» **Task requirements**: Examine the entries and show every line in which the word "Kirche" is found.

» **Stored records**:
-.-.-
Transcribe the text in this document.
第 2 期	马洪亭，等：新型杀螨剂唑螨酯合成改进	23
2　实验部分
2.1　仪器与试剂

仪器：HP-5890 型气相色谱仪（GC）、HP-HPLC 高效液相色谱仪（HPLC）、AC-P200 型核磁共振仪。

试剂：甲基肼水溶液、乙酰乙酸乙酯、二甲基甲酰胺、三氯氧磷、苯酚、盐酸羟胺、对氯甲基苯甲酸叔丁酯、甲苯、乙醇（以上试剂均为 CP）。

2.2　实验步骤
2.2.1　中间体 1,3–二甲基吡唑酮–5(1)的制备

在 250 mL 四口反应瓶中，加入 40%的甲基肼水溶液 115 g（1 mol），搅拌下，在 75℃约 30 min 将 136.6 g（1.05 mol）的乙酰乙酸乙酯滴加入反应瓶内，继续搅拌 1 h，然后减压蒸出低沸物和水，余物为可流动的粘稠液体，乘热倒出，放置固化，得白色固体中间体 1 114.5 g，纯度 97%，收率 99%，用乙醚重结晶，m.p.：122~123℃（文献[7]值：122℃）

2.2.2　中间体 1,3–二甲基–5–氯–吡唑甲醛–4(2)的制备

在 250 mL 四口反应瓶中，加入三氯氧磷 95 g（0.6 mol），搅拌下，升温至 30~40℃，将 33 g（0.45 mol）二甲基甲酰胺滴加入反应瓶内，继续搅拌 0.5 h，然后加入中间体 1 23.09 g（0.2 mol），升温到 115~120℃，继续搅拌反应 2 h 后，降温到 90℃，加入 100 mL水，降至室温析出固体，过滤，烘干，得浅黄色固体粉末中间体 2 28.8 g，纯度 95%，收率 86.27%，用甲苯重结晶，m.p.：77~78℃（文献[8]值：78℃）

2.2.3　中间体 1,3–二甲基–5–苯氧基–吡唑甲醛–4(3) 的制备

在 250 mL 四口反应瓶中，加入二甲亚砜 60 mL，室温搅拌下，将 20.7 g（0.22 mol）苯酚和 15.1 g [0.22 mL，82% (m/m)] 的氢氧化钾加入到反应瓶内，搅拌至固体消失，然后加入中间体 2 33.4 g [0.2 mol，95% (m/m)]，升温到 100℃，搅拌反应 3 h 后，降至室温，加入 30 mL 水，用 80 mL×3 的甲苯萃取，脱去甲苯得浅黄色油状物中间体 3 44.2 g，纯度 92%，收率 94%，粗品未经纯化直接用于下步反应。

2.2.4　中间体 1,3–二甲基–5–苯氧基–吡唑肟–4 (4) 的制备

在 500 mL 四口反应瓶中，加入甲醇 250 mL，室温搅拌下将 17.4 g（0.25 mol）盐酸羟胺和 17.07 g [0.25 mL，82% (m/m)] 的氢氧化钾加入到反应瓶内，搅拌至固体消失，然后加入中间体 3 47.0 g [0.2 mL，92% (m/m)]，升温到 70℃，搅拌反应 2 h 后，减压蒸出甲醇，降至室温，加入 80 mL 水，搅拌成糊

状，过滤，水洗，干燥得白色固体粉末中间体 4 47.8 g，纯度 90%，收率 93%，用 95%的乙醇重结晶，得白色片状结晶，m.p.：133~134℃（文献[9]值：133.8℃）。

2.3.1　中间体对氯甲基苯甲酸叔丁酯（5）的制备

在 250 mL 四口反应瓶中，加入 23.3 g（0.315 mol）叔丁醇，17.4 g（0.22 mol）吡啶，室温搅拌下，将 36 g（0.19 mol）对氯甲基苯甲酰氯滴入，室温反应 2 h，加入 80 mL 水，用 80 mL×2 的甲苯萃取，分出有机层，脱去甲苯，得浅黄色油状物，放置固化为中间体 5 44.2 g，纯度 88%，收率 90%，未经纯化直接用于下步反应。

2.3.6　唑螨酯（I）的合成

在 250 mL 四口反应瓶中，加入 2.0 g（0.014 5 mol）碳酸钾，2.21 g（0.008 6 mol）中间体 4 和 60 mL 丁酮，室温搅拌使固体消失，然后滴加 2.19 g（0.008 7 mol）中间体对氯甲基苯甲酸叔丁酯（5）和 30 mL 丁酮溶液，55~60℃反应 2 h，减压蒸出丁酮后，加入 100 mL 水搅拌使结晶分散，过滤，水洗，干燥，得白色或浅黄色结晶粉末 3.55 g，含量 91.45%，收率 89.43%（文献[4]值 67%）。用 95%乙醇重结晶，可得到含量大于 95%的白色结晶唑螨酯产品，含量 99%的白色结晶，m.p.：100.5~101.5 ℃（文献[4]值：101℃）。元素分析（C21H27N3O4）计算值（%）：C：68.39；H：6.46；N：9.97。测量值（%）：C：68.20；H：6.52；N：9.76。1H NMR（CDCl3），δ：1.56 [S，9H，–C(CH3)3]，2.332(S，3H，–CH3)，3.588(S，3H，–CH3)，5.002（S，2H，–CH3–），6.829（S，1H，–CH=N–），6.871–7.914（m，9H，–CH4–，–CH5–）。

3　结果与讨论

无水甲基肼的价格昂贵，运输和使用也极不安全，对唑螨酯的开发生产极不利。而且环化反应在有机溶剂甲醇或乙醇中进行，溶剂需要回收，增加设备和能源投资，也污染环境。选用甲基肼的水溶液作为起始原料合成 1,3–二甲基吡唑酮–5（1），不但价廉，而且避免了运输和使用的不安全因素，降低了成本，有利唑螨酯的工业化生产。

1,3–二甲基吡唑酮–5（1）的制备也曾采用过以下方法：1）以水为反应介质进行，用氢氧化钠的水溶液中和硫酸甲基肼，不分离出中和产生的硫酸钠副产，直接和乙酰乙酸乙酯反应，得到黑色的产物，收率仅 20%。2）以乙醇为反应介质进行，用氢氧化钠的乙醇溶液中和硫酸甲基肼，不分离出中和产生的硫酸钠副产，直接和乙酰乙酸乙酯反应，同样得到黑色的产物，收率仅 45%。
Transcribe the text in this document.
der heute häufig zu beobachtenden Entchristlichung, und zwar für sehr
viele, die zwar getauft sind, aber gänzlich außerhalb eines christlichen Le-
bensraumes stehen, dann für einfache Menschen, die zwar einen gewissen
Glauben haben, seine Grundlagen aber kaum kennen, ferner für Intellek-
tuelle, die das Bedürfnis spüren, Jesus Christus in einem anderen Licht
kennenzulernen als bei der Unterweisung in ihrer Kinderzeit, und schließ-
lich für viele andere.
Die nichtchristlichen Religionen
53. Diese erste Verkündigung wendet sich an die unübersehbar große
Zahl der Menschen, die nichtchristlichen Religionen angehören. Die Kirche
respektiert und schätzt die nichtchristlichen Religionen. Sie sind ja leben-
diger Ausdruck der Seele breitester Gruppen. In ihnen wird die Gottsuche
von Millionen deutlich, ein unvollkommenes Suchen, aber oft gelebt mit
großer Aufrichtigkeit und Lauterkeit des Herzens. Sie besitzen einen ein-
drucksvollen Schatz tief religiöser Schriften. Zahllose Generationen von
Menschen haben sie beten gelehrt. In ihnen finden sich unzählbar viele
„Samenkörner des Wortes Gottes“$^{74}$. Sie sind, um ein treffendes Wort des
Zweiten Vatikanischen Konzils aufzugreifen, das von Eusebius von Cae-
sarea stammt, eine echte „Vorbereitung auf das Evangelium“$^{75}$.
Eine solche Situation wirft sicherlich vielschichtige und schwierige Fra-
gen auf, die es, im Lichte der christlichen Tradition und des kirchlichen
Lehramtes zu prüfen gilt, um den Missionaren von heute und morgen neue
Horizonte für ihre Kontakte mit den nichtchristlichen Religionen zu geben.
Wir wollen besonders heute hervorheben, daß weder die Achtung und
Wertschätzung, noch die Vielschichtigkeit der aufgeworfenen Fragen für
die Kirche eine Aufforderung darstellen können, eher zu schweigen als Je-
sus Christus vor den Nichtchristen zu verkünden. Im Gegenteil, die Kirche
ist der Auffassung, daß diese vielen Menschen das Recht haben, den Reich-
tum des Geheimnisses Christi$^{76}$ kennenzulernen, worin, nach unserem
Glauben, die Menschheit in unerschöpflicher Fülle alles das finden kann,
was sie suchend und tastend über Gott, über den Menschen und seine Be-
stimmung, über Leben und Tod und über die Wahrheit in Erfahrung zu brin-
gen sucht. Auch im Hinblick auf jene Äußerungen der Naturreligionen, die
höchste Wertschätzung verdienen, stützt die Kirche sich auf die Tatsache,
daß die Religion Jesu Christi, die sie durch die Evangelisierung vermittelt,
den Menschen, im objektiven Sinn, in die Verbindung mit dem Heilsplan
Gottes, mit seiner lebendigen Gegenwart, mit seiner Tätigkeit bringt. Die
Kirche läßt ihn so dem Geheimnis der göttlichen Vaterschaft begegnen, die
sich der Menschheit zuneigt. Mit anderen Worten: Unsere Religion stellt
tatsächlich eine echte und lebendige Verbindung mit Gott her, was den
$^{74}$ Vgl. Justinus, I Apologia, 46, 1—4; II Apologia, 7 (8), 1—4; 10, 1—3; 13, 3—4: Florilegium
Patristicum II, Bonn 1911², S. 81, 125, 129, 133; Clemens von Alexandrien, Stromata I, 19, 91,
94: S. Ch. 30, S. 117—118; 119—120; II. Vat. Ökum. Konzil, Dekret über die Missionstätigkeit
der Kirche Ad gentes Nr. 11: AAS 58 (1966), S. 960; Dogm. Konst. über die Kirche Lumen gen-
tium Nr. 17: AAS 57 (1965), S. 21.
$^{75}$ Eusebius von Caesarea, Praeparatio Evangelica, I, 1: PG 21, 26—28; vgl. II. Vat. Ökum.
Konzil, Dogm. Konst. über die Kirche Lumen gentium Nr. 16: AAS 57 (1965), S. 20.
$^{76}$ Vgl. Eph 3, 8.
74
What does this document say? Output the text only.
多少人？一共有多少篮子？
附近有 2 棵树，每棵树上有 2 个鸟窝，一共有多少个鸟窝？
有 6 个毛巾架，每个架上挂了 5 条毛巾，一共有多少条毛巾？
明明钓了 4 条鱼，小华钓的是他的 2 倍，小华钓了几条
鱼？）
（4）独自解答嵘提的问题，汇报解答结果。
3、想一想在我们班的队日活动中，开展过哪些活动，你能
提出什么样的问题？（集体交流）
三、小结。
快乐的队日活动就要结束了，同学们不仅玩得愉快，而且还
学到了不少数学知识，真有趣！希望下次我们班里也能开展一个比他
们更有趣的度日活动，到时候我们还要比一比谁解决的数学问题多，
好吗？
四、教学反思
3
-.-.-
» **Solution below**:
Zahl der Menschen, die nichtchristlichen Religionen angehören. Die Kirche
die Kirche eine Aufforderung darstellen können, eher zu schweigen als Je-
sus Christus vor den Nichtchristen zu verkünden. Im Gegenteil, die Kirche
höchste Wertschätzung verdienen, stützt die Kirche sich auf die Tatsache,
Kirche läßt ihn so dem Geheimnis der göttlichen Vaterschaft begegnen, die
der Kirche Ad gentes Nr. 11: AAS 58 (1966), S. 960; Dogm. Konst. über die Kirche Lumen gen-
Konzil, Dogm. Konst. über die Kirche Lumen gentium Nr. 16: AAS 57 (1965), S. 20.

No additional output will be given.